**Prompt**. Look through the data below and return each line where "icon" appears.

**Data shown**.
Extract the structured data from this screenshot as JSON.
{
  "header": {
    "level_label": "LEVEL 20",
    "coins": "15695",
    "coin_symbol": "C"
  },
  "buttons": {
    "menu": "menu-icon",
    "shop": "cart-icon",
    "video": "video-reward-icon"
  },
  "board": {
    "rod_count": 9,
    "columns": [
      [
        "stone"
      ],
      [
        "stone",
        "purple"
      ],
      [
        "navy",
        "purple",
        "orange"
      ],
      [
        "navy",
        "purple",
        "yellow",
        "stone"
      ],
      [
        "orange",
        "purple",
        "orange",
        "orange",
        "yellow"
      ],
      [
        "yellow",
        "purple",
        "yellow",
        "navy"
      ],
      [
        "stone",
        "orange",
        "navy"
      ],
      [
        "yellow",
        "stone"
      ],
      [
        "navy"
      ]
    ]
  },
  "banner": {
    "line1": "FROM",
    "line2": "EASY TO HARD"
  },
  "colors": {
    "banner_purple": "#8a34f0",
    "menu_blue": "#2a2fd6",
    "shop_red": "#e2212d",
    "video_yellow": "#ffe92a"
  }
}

**Written answer**.
    "menu": "menu-icon",
    "shop": "cart-icon",
    "video": "video-reward-icon"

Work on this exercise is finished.